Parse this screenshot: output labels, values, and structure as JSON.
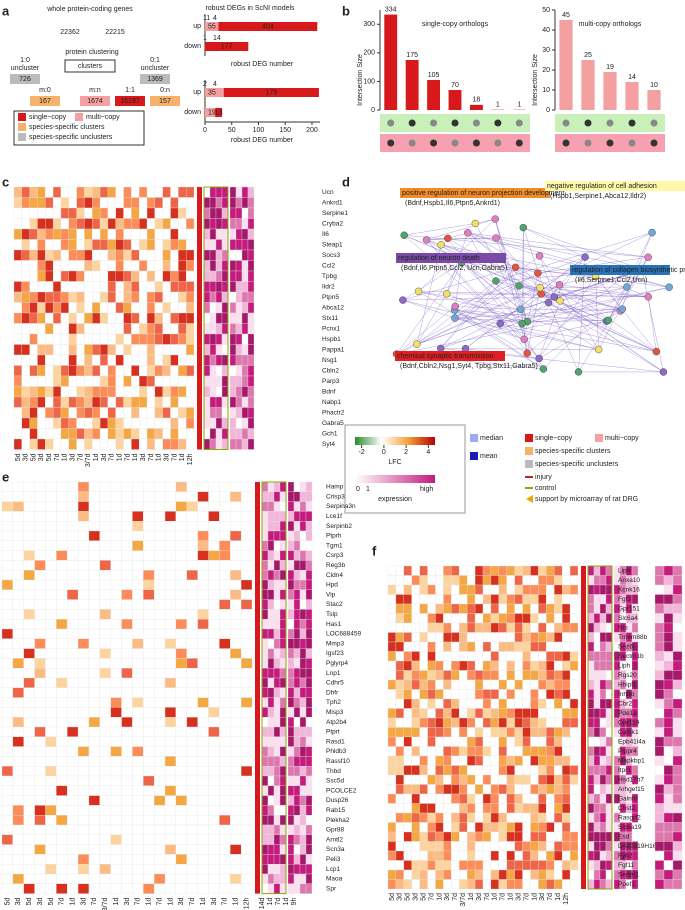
{
  "panel_labels": [
    "a",
    "b",
    "c",
    "d",
    "e",
    "f"
  ],
  "a": {
    "title": "whole protein-coding genes",
    "mouse_total": 22362,
    "rat_total": 22215,
    "step": "protein clustering",
    "clusters": "clusters",
    "unclusters": [
      {
        "ratio": "1:0",
        "label": "uncluster",
        "value": 726
      },
      {
        "ratio": "0:1",
        "label": "uncluster",
        "value": 1369
      }
    ],
    "groups": [
      {
        "ratio": "m:0",
        "value": 167
      },
      {
        "ratio": "m:n",
        "value": 1674
      },
      {
        "ratio": "1:1",
        "value": 16197
      },
      {
        "ratio": "0:n",
        "value": 157
      }
    ],
    "legend": [
      "single−copy",
      "multi−copy",
      "species-specific clusters",
      "species-specific unclusters"
    ],
    "deg_title": "robust DEGs in ScNI models",
    "rows": [
      "up",
      "down"
    ],
    "xlabel": "robust DEG number",
    "mouse_bars": {
      "xlim": [
        0,
        470
      ],
      "up": {
        "small": [
          11,
          4
        ],
        "multi": 55,
        "single": 404
      },
      "down": {
        "small": [
          1,
          14
        ],
        "single": 177
      }
    },
    "rat_bars": {
      "xlim": [
        0,
        215
      ],
      "xticks": [
        0,
        50,
        100,
        150,
        200
      ],
      "up": {
        "small": [
          2,
          4
        ],
        "multi": 35,
        "single": 178
      },
      "down": {
        "multi": 19,
        "single": 13
      }
    }
  },
  "b": {
    "ylabel": "Intersection Size",
    "single": {
      "title": "single-copy orthologs",
      "values": [
        334,
        175,
        105,
        70,
        18,
        1,
        1
      ],
      "ylim": [
        0,
        350
      ],
      "yticks": [
        0,
        100,
        200,
        300
      ]
    },
    "multi": {
      "title": "multi-copy orthologs",
      "values": [
        45,
        25,
        19,
        14,
        10
      ],
      "ylim": [
        0,
        50
      ],
      "yticks": [
        0,
        10,
        20,
        30,
        40,
        50
      ]
    }
  },
  "c": {
    "genes": [
      "Ucn",
      "Ankrd1",
      "Serpine1",
      "Cryba2",
      "Il6",
      "Steap1",
      "Socs3",
      "Ccl2",
      "Tpbg",
      "Ildr2",
      "Ptpn5",
      "Abca12",
      "Stx11",
      "Pcnx1",
      "Hspb1",
      "Pappa1",
      "Nsg1",
      "Cbln2",
      "Parp3",
      "Bdnf",
      "Nabp1",
      "Phactr2",
      "Gabra5",
      "Gch1",
      "Syt4"
    ]
  },
  "d": {
    "terms": [
      {
        "name": "positive regulation of neuron projection development",
        "genes": "(Bdnf,Hspb1,Il6,Ptpn5,Ankrd1)"
      },
      {
        "name": "negative regulation of cell adhesion",
        "genes": "(Hspb1,Serpine1,Abca12,Ildr2)"
      },
      {
        "name": "regulation of neuron death",
        "genes": "(Bdnf,Il6,Ptpn5,Ccl2, Ucn,Gabra5)"
      },
      {
        "name": "regulation of collagen biosynthetic process",
        "genes": "(Il6,Serpine1,Ccl2,Ucn)"
      },
      {
        "name": "chemical synaptic transmission",
        "genes": "(Bdnf,Cbln2,Nsg1,Syt4, Tpbg,Stx11,Gabra5)"
      }
    ]
  },
  "legend": {
    "lfc": "LFC",
    "lfc_ticks": [
      -2,
      0,
      2,
      4
    ],
    "expression": "expression",
    "expr_ticks": [
      0,
      1
    ],
    "high": "high",
    "items": [
      "median",
      "mean",
      "single−copy",
      "multi−copy",
      "species-specific clusters",
      "species-specific unclusters",
      "injury",
      "control",
      "support by microarray of rat DRG"
    ]
  },
  "e": {
    "genes": [
      "Hamp",
      "Crisp3",
      "Serpina3n",
      "Lce1f",
      "Serpinb2",
      "Ptprh",
      "Tgm1",
      "Csrp3",
      "Reg3b",
      "Cldn4",
      "Hpd",
      "Vip",
      "Stac2",
      "Tslp",
      "Has1",
      "LOC688459",
      "Mmp3",
      "Igsf23",
      "Pglyrp4",
      "Lnp1",
      "Cdhr5",
      "Dhfr",
      "Tph2",
      "Misp3",
      "Atp2b4",
      "Ptprt",
      "Rasd1",
      "Phldb3",
      "Rassf10",
      "Thbd",
      "Ssc5d",
      "PCOLCE2",
      "Dusp26",
      "Rab15",
      "Plekha2",
      "Gpr88",
      "Arntl2",
      "Scn3a",
      "Peli3",
      "Lcp1",
      "Maoa",
      "Spr"
    ]
  },
  "f": {
    "genes": [
      "Lipn",
      "Anxa10",
      "Kcnk16",
      "Fgf3",
      "Gpr151",
      "Slc6a4",
      "Nts",
      "Tmem88b",
      "Sez6l",
      "Sectm1b",
      "Liph",
      "Rgs20",
      "Hhipl1",
      "Inhbb",
      "Cbr2",
      "Pde1a",
      "Gpr119",
      "Camk1",
      "Epb41l4a",
      "Plppr4",
      "Mapkbp1",
      "Itpr1",
      "Hsd17b7",
      "Arhgef15",
      "Galnt9",
      "Chst2",
      "Rasgrf2",
      "Slc6a19",
      "Esd",
      "D430019H16Rik",
      "Fyb2",
      "Fgf11",
      "Sertm1",
      "Ppef1"
    ]
  },
  "times": [
    "5d",
    "3d",
    "5d",
    "3d",
    "5d",
    "7d",
    "1d",
    "3d",
    "7d",
    "3/7d",
    "1d",
    "3d",
    "7d",
    "1d",
    "7d",
    "1d",
    "3d",
    "7d",
    "1d",
    "3d",
    "7d",
    "1d",
    "12h"
  ],
  "rat_times": [
    "14d",
    "1d",
    "7d",
    "1d",
    "9h"
  ]
}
..............................
Pick out each line in the material containing "single".

      "single−copy",
        "single": 404
        "single": 177
        "single": 178
        "single": 13
    "single": {
      "title": "single-copy orthologs",
      "single−copy",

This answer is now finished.